[Requirement] Return everything from the line containing "band: [40, 279, 880, 307]" down to the line containing "x-tick-label: 6: [181, 507, 188, 520]", both ends included, copied character for character.

Image layout annotations:
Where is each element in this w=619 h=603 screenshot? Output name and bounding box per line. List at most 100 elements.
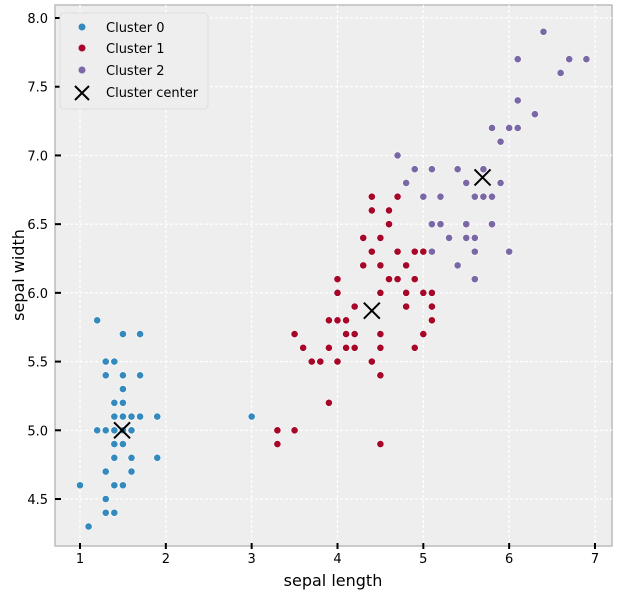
cluster-center-1 bbox=[363, 302, 381, 320]
data-point-cluster-1 bbox=[376, 330, 385, 338]
data-point-cluster-2 bbox=[453, 165, 462, 174]
cluster-center-2 bbox=[473, 168, 492, 187]
data-point-cluster-1 bbox=[367, 357, 376, 366]
legend-marker-center-x-icon bbox=[74, 85, 90, 101]
data-point-cluster-1 bbox=[333, 288, 342, 297]
data-point-cluster-2 bbox=[410, 165, 419, 174]
data-point-cluster-2 bbox=[496, 179, 505, 187]
data-point-cluster-1 bbox=[419, 247, 428, 256]
data-point-cluster-1 bbox=[290, 330, 299, 338]
data-point-cluster-0 bbox=[101, 426, 110, 435]
data-points bbox=[76, 27, 591, 531]
data-point-cluster-0 bbox=[110, 426, 119, 435]
x-tick-label: 5 bbox=[419, 552, 427, 567]
data-point-cluster-1 bbox=[290, 426, 299, 435]
y-tick-label: 7.5 bbox=[27, 81, 48, 96]
data-point-cluster-1 bbox=[342, 316, 350, 325]
data-point-cluster-1 bbox=[350, 330, 359, 338]
data-point-cluster-0 bbox=[119, 371, 127, 380]
legend-label-cluster-1: Cluster 1 bbox=[106, 42, 165, 57]
data-point-cluster-0 bbox=[136, 412, 144, 421]
data-point-cluster-2 bbox=[428, 165, 436, 174]
data-point-cluster-2 bbox=[445, 233, 453, 242]
legend-marker-cluster-2 bbox=[78, 66, 86, 74]
data-point-cluster-1 bbox=[419, 330, 428, 338]
data-point-cluster-1 bbox=[359, 233, 368, 242]
data-point-cluster-0 bbox=[110, 440, 119, 448]
data-point-cluster-0 bbox=[101, 467, 110, 476]
data-point-cluster-1 bbox=[428, 302, 436, 311]
y-tick-label: 6.5 bbox=[27, 218, 48, 233]
data-point-cluster-1 bbox=[333, 316, 342, 325]
data-point-cluster-2 bbox=[419, 192, 428, 201]
data-point-cluster-2 bbox=[488, 192, 496, 201]
x-axis-ticks: 1 2 3 4 5 6 7 bbox=[76, 543, 599, 567]
data-point-cluster-1 bbox=[385, 206, 393, 215]
data-point-cluster-0 bbox=[110, 508, 119, 517]
data-point-cluster-1 bbox=[393, 275, 402, 284]
data-point-cluster-2 bbox=[453, 261, 462, 270]
data-point-cluster-2 bbox=[565, 55, 574, 64]
data-point-cluster-1 bbox=[385, 275, 393, 284]
data-point-cluster-0 bbox=[153, 453, 162, 462]
data-point-cluster-2 bbox=[505, 247, 514, 256]
cluster-center-0 bbox=[113, 421, 131, 439]
data-point-cluster-0 bbox=[93, 316, 102, 325]
legend-marker-cluster-1 bbox=[78, 44, 86, 52]
data-point-cluster-0 bbox=[119, 385, 127, 393]
data-point-cluster-1 bbox=[428, 316, 436, 325]
data-point-cluster-1 bbox=[367, 192, 376, 201]
legend-marker-cluster-0 bbox=[78, 23, 86, 31]
data-point-cluster-0 bbox=[101, 495, 110, 503]
data-point-cluster-2 bbox=[436, 192, 445, 201]
data-point-cluster-1 bbox=[376, 440, 385, 448]
data-point-cluster-1 bbox=[376, 233, 385, 242]
data-point-cluster-0 bbox=[127, 467, 136, 476]
data-point-cluster-2 bbox=[582, 55, 591, 64]
y-axis-label: sepal width bbox=[9, 229, 28, 321]
cluster-centers bbox=[113, 168, 492, 439]
y-tick-label: 8.0 bbox=[27, 12, 48, 27]
data-point-cluster-1 bbox=[325, 343, 333, 352]
data-point-cluster-1 bbox=[376, 288, 385, 297]
legend-label-center: Cluster center bbox=[106, 86, 199, 101]
data-point-cluster-1 bbox=[307, 357, 316, 366]
data-point-cluster-0 bbox=[110, 412, 119, 421]
data-point-cluster-0 bbox=[153, 412, 162, 421]
data-point-cluster-0 bbox=[119, 398, 127, 407]
legend-label-cluster-2: Cluster 2 bbox=[106, 64, 165, 79]
legend-label-cluster-0: Cluster 0 bbox=[106, 21, 165, 36]
data-point-cluster-0 bbox=[119, 481, 127, 490]
data-point-cluster-1 bbox=[350, 302, 359, 311]
data-point-cluster-0 bbox=[127, 412, 136, 421]
y-tick-label: 6.0 bbox=[27, 287, 48, 302]
data-point-cluster-1 bbox=[325, 316, 333, 325]
data-point-cluster-1 bbox=[385, 220, 393, 229]
x-tick-label: 6 bbox=[505, 552, 513, 567]
y-tick-label: 5.5 bbox=[27, 356, 48, 371]
data-point-cluster-0 bbox=[93, 426, 102, 435]
data-point-cluster-1 bbox=[428, 288, 436, 297]
data-point-cluster-2 bbox=[513, 124, 522, 132]
data-point-cluster-1 bbox=[342, 343, 350, 352]
data-point-cluster-1 bbox=[376, 371, 385, 380]
data-point-cluster-1 bbox=[419, 288, 428, 297]
data-point-cluster-0 bbox=[101, 508, 110, 517]
data-point-cluster-0 bbox=[110, 398, 119, 407]
data-point-cluster-2 bbox=[479, 165, 488, 174]
data-point-cluster-2 bbox=[513, 96, 522, 105]
data-point-cluster-2 bbox=[462, 179, 471, 187]
data-point-cluster-2 bbox=[462, 233, 471, 242]
data-point-cluster-0 bbox=[110, 357, 119, 366]
data-point-cluster-1 bbox=[342, 330, 350, 338]
data-point-cluster-2 bbox=[505, 124, 514, 132]
data-point-cluster-0 bbox=[136, 371, 144, 380]
data-point-cluster-0 bbox=[84, 522, 93, 531]
x-tick-label: 2 bbox=[162, 552, 170, 567]
data-point-cluster-1 bbox=[376, 261, 385, 270]
y-tick-label: 5.0 bbox=[27, 424, 48, 439]
data-point-cluster-1 bbox=[376, 343, 385, 352]
data-point-cluster-1 bbox=[410, 247, 419, 256]
data-point-cluster-2 bbox=[462, 220, 471, 229]
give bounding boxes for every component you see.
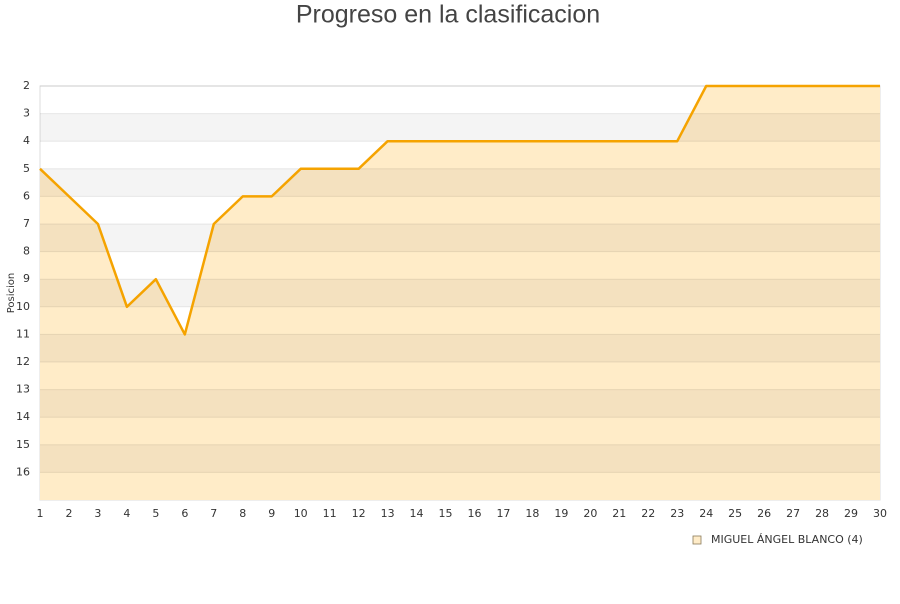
band: [40, 279, 880, 307]
x-tick-label: 3: [94, 507, 101, 520]
x-tick-label: 16: [467, 507, 481, 520]
y-tick-label: 16: [16, 465, 30, 478]
x-tick-label: 14: [410, 507, 424, 520]
y-tick-label: 3: [23, 107, 30, 120]
x-tick-label: 6: [181, 507, 188, 520]
y-tick-label: 5: [23, 162, 30, 175]
x-tick-label: 17: [496, 507, 510, 520]
x-tick-label: 15: [439, 507, 453, 520]
x-tick-label: 12: [352, 507, 366, 520]
y-tick-label: 8: [23, 245, 30, 258]
x-tick-label: 1: [37, 507, 44, 520]
x-tick-label: 5: [152, 507, 159, 520]
y-tick-label: 6: [23, 189, 30, 202]
x-tick-label: 22: [641, 507, 655, 520]
y-tick-label: 11: [16, 327, 30, 340]
x-tick-label: 28: [815, 507, 829, 520]
x-tick-label: 7: [210, 507, 217, 520]
x-tick-label: 9: [268, 507, 275, 520]
x-tick-label: 30: [873, 507, 887, 520]
area: [40, 86, 880, 500]
x-tick-label: 2: [65, 507, 72, 520]
legend-swatch: [692, 535, 702, 545]
band: [40, 389, 880, 418]
x-tick-label: 20: [583, 507, 597, 520]
x-tick-label: 18: [525, 507, 539, 520]
x-tick-label: 8: [239, 507, 246, 520]
y-tick-label: 10: [16, 300, 30, 313]
x-tick-label: 25: [728, 507, 742, 520]
band: [40, 113, 880, 142]
y-tick-label: 2: [23, 79, 30, 92]
y-tick-label: 13: [16, 383, 30, 396]
y-tick-label: 9: [23, 272, 30, 285]
x-tick-label: 26: [757, 507, 771, 520]
y-tick-label: 15: [16, 438, 30, 451]
y-axis-label: Posicion: [6, 273, 17, 314]
x-tick-label: 13: [381, 507, 395, 520]
x-tick-label: 10: [294, 507, 308, 520]
x-tick-label: 11: [323, 507, 337, 520]
x-tick-label: 19: [554, 507, 568, 520]
band: [40, 168, 880, 197]
x-tick-label: 27: [786, 507, 800, 520]
chart-title: Progreso en la clasificacion: [296, 1, 600, 29]
y-tick-label: 4: [23, 134, 30, 147]
y-tick-label: 14: [16, 410, 30, 423]
line: [39, 84, 880, 336]
band: [40, 224, 880, 252]
y-tick-label: 12: [16, 355, 30, 368]
band: [40, 444, 880, 473]
x-tick-label: 23: [670, 507, 684, 520]
x-tick-label: 29: [844, 507, 858, 520]
x-tick-label: 4: [123, 507, 130, 520]
legend-label: MIGUEL ÁNGEL BLANCO (4): [711, 533, 863, 546]
x-tick-label: 24: [699, 507, 713, 520]
y-tick-label: 7: [23, 217, 30, 230]
band: [40, 334, 880, 362]
x-tick-label: 21: [612, 507, 626, 520]
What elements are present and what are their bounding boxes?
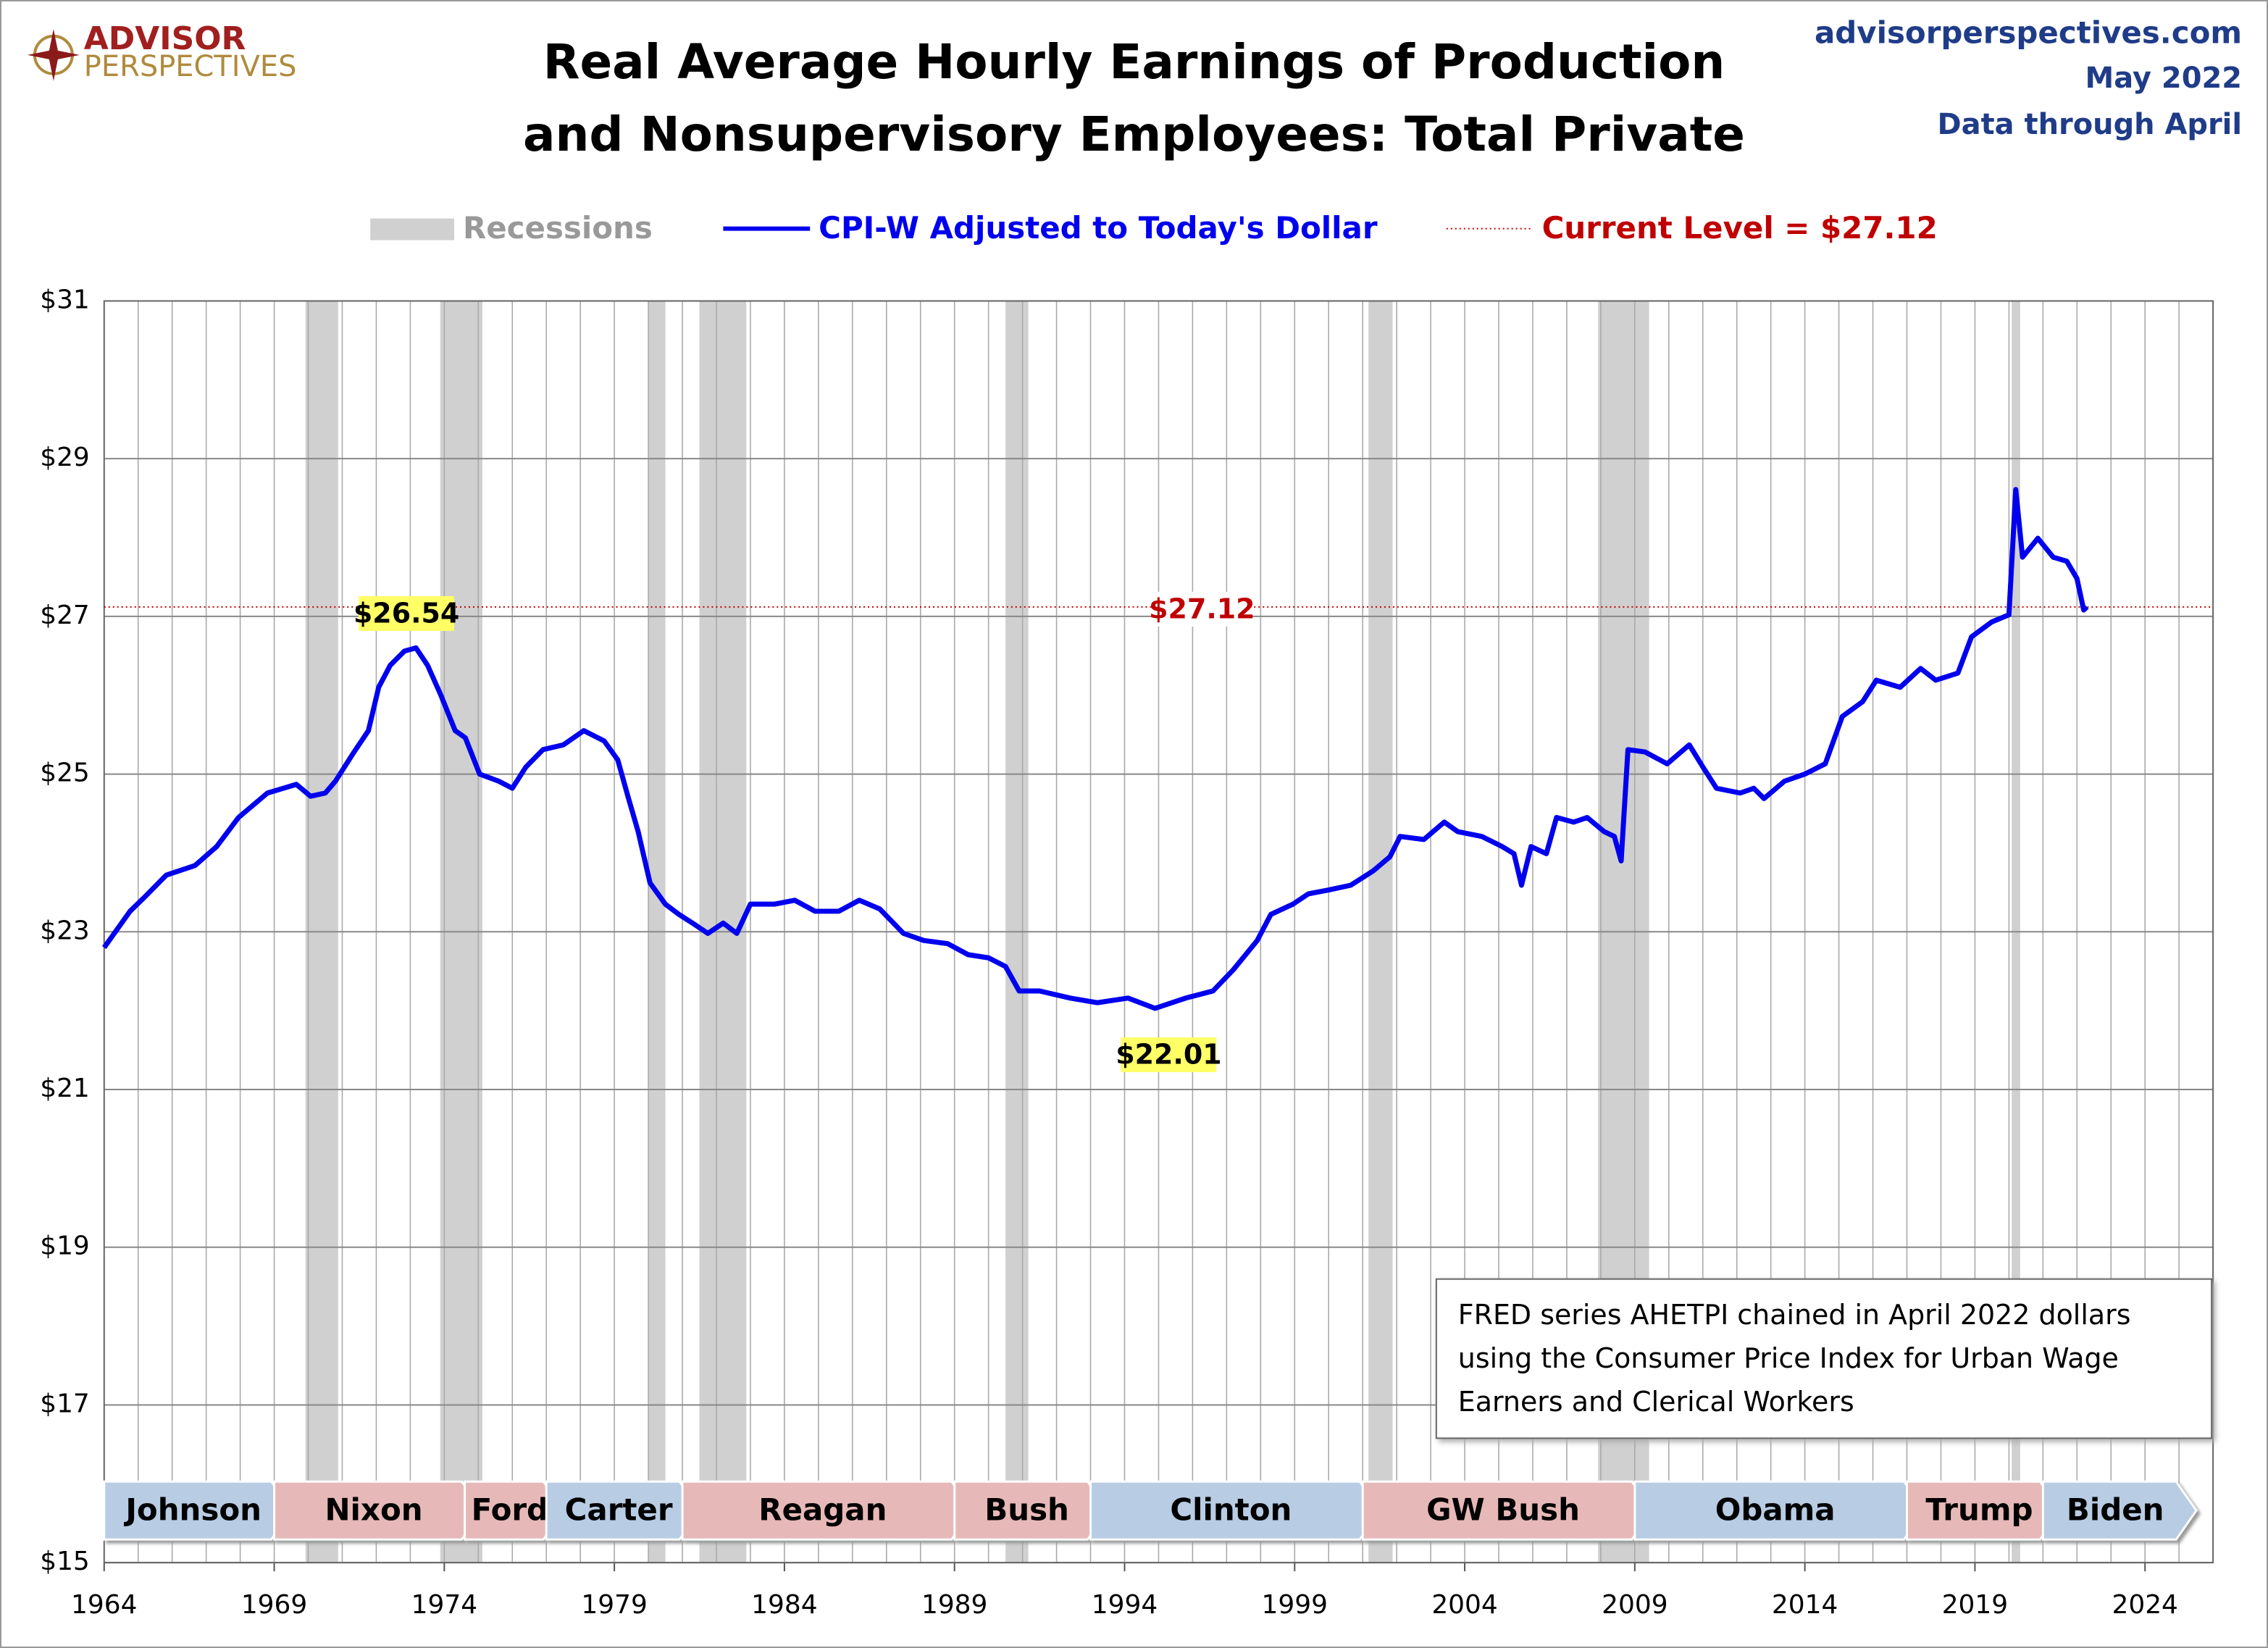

[Final answer]
band: [40, 279, 880, 307]
x-tick-label: 3: [94, 507, 101, 520]
x-tick-label: 16: [467, 507, 481, 520]
y-tick-label: 16: [16, 465, 30, 478]
x-tick-label: 14: [410, 507, 424, 520]
y-tick-label: 3: [23, 107, 30, 120]
x-tick-label: 6: [181, 507, 188, 520]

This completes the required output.